(Brief) Output every line below exactly.

Data records
· · · ·

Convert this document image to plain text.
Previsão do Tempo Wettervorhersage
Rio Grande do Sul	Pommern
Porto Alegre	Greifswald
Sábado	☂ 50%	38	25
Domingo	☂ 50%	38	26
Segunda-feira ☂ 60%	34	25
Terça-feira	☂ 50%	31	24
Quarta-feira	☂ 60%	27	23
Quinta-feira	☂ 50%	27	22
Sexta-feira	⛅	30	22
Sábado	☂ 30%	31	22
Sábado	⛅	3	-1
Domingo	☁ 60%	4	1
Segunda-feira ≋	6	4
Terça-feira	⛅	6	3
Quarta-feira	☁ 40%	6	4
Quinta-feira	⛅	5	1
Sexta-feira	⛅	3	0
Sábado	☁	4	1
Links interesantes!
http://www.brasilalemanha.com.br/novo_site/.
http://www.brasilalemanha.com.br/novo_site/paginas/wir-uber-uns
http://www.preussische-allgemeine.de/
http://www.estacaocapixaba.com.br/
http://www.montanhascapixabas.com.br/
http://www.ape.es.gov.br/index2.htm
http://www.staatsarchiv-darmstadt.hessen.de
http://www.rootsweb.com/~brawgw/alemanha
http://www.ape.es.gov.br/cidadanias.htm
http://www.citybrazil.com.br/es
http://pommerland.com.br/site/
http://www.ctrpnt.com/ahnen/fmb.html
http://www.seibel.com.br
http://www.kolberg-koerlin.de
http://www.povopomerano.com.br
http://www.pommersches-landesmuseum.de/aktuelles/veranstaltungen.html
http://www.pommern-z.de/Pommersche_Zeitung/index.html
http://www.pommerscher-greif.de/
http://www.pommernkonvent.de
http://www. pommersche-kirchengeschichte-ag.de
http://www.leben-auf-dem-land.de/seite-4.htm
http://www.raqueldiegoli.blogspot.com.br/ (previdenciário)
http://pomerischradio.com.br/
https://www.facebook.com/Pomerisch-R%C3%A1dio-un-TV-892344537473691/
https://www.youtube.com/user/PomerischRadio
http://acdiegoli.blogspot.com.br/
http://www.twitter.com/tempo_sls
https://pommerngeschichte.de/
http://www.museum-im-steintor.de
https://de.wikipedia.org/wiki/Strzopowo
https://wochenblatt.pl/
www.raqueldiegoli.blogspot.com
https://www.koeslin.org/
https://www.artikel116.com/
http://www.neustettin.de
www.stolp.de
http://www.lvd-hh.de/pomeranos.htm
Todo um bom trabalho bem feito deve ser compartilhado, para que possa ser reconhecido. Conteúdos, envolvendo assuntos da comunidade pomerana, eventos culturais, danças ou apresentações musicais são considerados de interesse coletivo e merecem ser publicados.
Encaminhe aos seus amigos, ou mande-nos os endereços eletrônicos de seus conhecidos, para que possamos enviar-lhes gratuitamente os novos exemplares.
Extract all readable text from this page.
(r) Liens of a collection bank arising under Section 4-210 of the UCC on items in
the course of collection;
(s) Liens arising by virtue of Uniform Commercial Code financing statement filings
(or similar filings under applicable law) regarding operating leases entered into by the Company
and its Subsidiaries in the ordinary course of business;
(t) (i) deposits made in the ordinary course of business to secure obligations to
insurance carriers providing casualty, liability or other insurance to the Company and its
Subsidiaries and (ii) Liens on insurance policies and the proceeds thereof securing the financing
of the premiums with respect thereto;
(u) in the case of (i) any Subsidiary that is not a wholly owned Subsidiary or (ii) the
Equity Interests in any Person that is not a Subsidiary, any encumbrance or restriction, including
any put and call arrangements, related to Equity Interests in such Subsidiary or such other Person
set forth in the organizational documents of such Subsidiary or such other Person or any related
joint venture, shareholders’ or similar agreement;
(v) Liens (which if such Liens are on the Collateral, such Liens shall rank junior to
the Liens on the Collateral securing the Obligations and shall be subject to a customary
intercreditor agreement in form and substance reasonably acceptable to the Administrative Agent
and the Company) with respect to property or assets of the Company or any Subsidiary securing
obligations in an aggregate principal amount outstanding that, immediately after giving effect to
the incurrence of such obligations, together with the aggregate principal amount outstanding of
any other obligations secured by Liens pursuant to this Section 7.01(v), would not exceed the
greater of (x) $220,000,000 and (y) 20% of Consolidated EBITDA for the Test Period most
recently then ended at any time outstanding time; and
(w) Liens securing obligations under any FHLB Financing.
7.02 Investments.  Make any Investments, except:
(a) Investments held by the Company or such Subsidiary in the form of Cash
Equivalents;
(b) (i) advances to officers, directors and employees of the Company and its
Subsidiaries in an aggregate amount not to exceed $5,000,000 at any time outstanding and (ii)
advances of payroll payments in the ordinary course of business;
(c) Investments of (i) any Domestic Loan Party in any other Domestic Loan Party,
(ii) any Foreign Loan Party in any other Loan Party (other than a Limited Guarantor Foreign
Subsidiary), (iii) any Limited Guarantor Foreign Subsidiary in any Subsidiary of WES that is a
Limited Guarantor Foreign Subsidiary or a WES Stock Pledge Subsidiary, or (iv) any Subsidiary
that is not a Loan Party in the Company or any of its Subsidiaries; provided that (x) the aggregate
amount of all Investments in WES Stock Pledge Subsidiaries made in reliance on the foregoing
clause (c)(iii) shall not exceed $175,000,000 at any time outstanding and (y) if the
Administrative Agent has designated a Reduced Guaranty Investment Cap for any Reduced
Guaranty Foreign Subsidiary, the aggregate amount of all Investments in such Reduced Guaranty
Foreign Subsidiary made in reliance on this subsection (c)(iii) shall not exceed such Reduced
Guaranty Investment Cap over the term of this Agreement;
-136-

· · · ·

(Task result)
Convert this document image to plain text.
Previsão do Tempo Wettervorhersage
Rio Grande do Sul	Pommern
Porto Alegre	Greifswald
Sábado	☂ 50%	38	25
Domingo	☂ 50%	38	26
Segunda-feira ☂ 60%	34	25
Terça-feira	☂ 50%	31	24
Quarta-feira	☂ 60%	27	23
Quinta-feira	☂ 50%	27	22
Sexta-feira	⛅	30	22
Sábado	☂ 30%	31	22
Sábado	⛅	3	-1
Domingo	☁ 60%	4	1
Segunda-feira ≋	6	4
Terça-feira	⛅	6	3
Quarta-feira	☁ 40%	6	4
Quinta-feira	⛅	5	1
Sexta-feira	⛅	3	0
Sábado	☁	4	1
Links interesantes!
http://www.brasilalemanha.com.br/novo_site/.
http://www.brasilalemanha.com.br/novo_site/paginas/wir-uber-uns
http://www.preussische-allgemeine.de/
http://www.estacaocapixaba.com.br/
http://www.montanhascapixabas.com.br/
http://www.ape.es.gov.br/index2.htm
http://www.staatsarchiv-darmstadt.hessen.de
http://www.rootsweb.com/~brawgw/alemanha
http://www.ape.es.gov.br/cidadanias.htm
http://www.citybrazil.com.br/es
http://pommerland.com.br/site/
http://www.ctrpnt.com/ahnen/fmb.html
http://www.seibel.com.br
http://www.kolberg-koerlin.de
http://www.povopomerano.com.br
http://www.pommersches-landesmuseum.de/aktuelles/veranstaltungen.html
http://www.pommern-z.de/Pommersche_Zeitung/index.html
http://www.pommerscher-greif.de/
http://www.pommernkonvent.de
http://www. pommersche-kirchengeschichte-ag.de
http://www.leben-auf-dem-land.de/seite-4.htm
http://www.raqueldiegoli.blogspot.com.br/ (previdenciário)
http://pomerischradio.com.br/
https://www.facebook.com/Pomerisch-R%C3%A1dio-un-TV-892344537473691/
https://www.youtube.com/user/PomerischRadio
http://acdiegoli.blogspot.com.br/
http://www.twitter.com/tempo_sls
https://pommerngeschichte.de/
http://www.museum-im-steintor.de
https://de.wikipedia.org/wiki/Strzopowo
https://wochenblatt.pl/
www.raqueldiegoli.blogspot.com
https://www.koeslin.org/
https://www.artikel116.com/
http://www.neustettin.de
www.stolp.de
http://www.lvd-hh.de/pomeranos.htm
Todo um bom trabalho bem feito deve ser compartilhado, para que possa ser reconhecido. Conteúdos, envolvendo assuntos da comunidade pomerana, eventos culturais, danças ou apresentações musicais são considerados de interesse coletivo e merecem ser publicados.
Encaminhe aos seus amigos, ou mande-nos os endereços eletrônicos de seus conhecidos, para que possamos enviar-lhes gratuitamente os novos exemplares.
Extract all readable text from this page.
(r) Liens of a collection bank arising under Section 4-210 of the UCC on items in
the course of collection;
(s) Liens arising by virtue of Uniform Commercial Code financing statement filings
(or similar filings under applicable law) regarding operating leases entered into by the Company
and its Subsidiaries in the ordinary course of business;
(t) (i) deposits made in the ordinary course of business to secure obligations to
insurance carriers providing casualty, liability or other insurance to the Company and its
Subsidiaries and (ii) Liens on insurance policies and the proceeds thereof securing the financing
of the premiums with respect thereto;
(u) in the case of (i) any Subsidiary that is not a wholly owned Subsidiary or (ii) the
Equity Interests in any Person that is not a Subsidiary, any encumbrance or restriction, including
any put and call arrangements, related to Equity Interests in such Subsidiary or such other Person
set forth in the organizational documents of such Subsidiary or such other Person or any related
joint venture, shareholders’ or similar agreement;
(v) Liens (which if such Liens are on the Collateral, such Liens shall rank junior to
the Liens on the Collateral securing the Obligations and shall be subject to a customary
intercreditor agreement in form and substance reasonably acceptable to the Administrative Agent
and the Company) with respect to property or assets of the Company or any Subsidiary securing
obligations in an aggregate principal amount outstanding that, immediately after giving effect to
the incurrence of such obligations, together with the aggregate principal amount outstanding of
any other obligations secured by Liens pursuant to this Section 7.01(v), would not exceed the
greater of (x) $220,000,000 and (y) 20% of Consolidated EBITDA for the Test Period most
recently then ended at any time outstanding time; and
(w) Liens securing obligations under any FHLB Financing.
7.02 Investments.  Make any Investments, except:
(a) Investments held by the Company or such Subsidiary in the form of Cash
Equivalents;
(b) (i) advances to officers, directors and employees of the Company and its
Subsidiaries in an aggregate amount not to exceed $5,000,000 at any time outstanding and (ii)
advances of payroll payments in the ordinary course of business;
(c) Investments of (i) any Domestic Loan Party in any other Domestic Loan Party,
(ii) any Foreign Loan Party in any other Loan Party (other than a Limited Guarantor Foreign
Subsidiary), (iii) any Limited Guarantor Foreign Subsidiary in any Subsidiary of WES that is a
Limited Guarantor Foreign Subsidiary or a WES Stock Pledge Subsidiary, or (iv) any Subsidiary
that is not a Loan Party in the Company or any of its Subsidiaries; provided that (x) the aggregate
amount of all Investments in WES Stock Pledge Subsidiaries made in reliance on the foregoing
clause (c)(iii) shall not exceed $175,000,000 at any time outstanding and (y) if the
Administrative Agent has designated a Reduced Guaranty Investment Cap for any Reduced
Guaranty Foreign Subsidiary, the aggregate amount of all Investments in such Reduced Guaranty
Foreign Subsidiary made in reliance on this subsection (c)(iii) shall not exceed such Reduced
Guaranty Investment Cap over the term of this Agreement;
-136-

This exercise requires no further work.